SUPPLIED MATERIAL →

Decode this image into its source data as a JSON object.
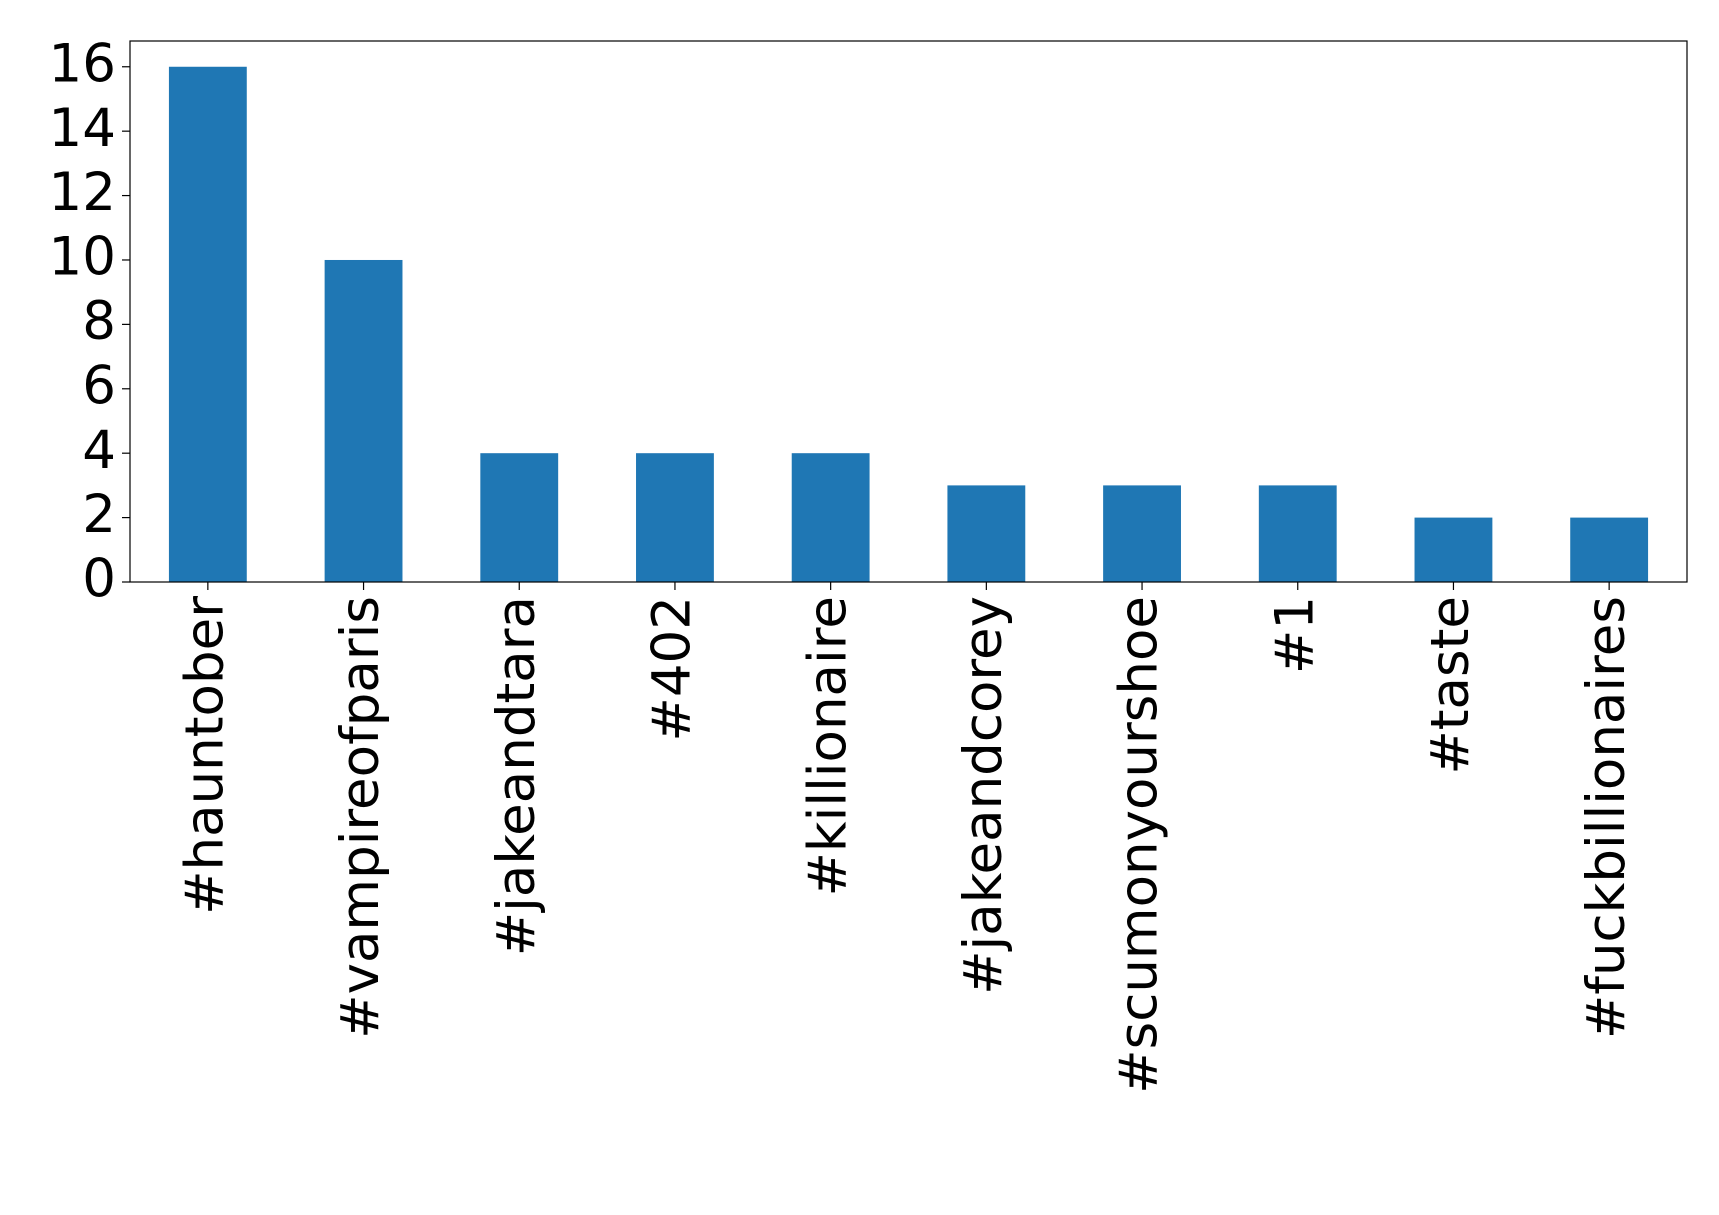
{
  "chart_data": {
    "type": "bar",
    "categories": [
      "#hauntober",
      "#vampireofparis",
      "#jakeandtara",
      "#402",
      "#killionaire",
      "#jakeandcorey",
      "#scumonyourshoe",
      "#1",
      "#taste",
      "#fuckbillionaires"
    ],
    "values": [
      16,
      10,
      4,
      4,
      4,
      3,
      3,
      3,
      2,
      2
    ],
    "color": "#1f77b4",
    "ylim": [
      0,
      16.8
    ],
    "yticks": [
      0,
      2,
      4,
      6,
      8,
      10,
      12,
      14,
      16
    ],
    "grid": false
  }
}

==

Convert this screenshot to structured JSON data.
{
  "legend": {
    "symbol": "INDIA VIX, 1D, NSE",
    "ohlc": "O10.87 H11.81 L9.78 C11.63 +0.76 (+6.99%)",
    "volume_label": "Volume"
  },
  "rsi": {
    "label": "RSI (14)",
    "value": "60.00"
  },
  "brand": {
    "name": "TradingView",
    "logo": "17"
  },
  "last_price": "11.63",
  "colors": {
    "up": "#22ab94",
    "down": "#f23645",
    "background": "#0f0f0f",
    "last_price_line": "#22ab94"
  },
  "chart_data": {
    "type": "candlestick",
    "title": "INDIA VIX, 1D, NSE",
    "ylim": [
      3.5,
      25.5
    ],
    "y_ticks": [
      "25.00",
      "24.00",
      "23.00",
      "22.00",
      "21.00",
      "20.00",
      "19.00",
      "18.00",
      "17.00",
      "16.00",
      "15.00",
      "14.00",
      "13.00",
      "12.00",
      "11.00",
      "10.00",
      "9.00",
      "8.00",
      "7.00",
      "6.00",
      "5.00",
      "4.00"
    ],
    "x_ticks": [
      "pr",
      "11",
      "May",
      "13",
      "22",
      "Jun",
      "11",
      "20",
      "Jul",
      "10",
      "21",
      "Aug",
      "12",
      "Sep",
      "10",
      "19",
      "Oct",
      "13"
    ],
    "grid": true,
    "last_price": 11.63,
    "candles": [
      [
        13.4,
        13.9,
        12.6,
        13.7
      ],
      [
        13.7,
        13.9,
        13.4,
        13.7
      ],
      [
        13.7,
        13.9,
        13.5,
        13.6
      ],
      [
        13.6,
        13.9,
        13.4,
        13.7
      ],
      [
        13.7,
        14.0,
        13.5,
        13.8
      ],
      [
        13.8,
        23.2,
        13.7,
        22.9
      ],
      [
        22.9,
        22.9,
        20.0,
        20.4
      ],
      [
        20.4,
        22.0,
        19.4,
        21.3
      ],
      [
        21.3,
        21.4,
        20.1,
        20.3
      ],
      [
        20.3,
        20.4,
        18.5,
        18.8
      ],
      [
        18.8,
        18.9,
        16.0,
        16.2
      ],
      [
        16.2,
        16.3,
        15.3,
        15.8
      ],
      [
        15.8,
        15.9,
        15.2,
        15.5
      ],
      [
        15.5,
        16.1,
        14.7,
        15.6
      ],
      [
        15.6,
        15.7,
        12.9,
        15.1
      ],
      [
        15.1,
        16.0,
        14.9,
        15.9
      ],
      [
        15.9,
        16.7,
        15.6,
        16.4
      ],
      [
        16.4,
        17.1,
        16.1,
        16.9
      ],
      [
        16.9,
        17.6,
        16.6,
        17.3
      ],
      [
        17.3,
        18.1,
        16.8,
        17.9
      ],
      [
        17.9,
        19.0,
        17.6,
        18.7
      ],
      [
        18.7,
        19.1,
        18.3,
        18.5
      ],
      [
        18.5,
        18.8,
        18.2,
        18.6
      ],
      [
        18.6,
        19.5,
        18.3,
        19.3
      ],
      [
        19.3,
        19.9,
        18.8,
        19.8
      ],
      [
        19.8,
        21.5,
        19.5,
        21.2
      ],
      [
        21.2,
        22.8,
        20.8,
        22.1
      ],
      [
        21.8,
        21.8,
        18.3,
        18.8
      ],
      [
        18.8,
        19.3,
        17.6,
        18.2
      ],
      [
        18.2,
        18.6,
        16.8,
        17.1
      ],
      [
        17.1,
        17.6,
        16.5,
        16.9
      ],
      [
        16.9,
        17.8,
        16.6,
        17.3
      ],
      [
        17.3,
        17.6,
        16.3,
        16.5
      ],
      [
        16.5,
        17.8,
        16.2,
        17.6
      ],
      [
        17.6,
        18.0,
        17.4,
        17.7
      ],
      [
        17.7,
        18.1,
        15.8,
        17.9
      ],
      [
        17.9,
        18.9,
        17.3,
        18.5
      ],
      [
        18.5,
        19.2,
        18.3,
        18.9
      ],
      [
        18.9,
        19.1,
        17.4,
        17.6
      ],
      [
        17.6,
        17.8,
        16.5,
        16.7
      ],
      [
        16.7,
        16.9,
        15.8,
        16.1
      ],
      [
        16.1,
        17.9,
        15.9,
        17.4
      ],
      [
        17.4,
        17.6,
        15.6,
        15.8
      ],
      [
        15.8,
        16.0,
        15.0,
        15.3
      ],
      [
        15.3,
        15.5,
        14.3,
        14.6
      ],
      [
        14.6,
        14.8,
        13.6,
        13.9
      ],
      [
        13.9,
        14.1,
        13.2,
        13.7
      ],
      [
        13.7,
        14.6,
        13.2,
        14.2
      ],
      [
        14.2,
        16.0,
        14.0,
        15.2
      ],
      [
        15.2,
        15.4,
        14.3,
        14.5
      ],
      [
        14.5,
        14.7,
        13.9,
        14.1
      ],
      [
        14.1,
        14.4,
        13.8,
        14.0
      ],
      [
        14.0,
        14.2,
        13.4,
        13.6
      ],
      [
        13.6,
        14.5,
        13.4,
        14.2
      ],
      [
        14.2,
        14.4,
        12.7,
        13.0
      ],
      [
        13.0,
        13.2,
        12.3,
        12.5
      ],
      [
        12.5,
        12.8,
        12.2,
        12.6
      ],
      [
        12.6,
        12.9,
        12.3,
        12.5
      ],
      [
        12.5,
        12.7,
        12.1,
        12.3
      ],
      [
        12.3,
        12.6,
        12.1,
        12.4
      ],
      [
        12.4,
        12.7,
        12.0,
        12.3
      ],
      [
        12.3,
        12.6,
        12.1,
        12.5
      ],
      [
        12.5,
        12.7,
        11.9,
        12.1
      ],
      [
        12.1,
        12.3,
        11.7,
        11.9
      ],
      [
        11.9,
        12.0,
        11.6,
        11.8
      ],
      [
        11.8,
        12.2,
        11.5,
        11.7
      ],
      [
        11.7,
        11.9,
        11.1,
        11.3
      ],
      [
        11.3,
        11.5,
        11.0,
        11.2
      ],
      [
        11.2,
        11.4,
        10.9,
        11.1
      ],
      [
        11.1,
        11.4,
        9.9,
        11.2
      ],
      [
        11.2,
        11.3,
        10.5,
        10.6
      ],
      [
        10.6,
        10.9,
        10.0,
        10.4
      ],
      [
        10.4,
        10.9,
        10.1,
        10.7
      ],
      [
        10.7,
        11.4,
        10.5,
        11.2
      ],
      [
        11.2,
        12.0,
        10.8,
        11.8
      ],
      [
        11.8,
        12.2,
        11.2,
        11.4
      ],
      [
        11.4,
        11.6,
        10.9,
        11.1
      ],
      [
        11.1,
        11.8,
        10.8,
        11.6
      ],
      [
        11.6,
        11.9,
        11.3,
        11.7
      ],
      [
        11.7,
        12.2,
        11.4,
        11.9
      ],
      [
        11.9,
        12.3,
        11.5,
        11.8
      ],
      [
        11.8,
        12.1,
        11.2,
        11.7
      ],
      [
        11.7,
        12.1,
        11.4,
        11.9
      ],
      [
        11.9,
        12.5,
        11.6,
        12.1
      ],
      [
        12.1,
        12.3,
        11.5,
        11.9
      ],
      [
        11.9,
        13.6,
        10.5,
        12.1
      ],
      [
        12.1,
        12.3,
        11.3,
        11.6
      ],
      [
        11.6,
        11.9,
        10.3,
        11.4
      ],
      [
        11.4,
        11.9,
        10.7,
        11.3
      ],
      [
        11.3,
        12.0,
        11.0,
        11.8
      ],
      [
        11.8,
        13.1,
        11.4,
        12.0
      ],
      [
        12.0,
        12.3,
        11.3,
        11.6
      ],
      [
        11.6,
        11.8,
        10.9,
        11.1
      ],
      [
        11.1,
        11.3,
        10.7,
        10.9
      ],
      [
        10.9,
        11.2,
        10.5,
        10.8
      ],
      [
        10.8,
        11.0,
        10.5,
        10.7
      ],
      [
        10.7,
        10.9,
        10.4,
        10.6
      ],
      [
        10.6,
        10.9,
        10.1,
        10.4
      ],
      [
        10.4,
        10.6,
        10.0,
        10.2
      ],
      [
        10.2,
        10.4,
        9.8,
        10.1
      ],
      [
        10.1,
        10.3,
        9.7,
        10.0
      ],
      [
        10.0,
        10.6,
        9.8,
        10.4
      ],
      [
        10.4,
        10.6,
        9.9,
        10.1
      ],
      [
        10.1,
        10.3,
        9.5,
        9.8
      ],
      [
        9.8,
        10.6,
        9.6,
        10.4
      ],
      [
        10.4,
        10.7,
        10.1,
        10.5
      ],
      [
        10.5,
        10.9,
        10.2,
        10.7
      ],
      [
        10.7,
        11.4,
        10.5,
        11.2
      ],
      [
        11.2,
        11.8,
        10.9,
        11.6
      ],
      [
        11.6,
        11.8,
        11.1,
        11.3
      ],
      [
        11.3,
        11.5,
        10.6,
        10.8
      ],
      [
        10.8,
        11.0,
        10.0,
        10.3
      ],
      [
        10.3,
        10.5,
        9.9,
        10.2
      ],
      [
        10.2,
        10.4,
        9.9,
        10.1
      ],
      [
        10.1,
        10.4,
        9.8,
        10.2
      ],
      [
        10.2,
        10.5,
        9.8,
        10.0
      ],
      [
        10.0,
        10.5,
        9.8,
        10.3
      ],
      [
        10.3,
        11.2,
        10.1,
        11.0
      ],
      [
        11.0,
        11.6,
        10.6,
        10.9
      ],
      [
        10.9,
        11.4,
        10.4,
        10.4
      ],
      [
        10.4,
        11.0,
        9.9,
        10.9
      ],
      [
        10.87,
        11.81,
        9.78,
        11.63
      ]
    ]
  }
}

EXERCISE OBJECTIVE →
Find the word "INDIA" in the records and pull out each line that has it.

WRITTEN SOLUTION →
    "symbol": "INDIA VIX, 1D, NSE",
    "title": "INDIA VIX, 1D, NSE",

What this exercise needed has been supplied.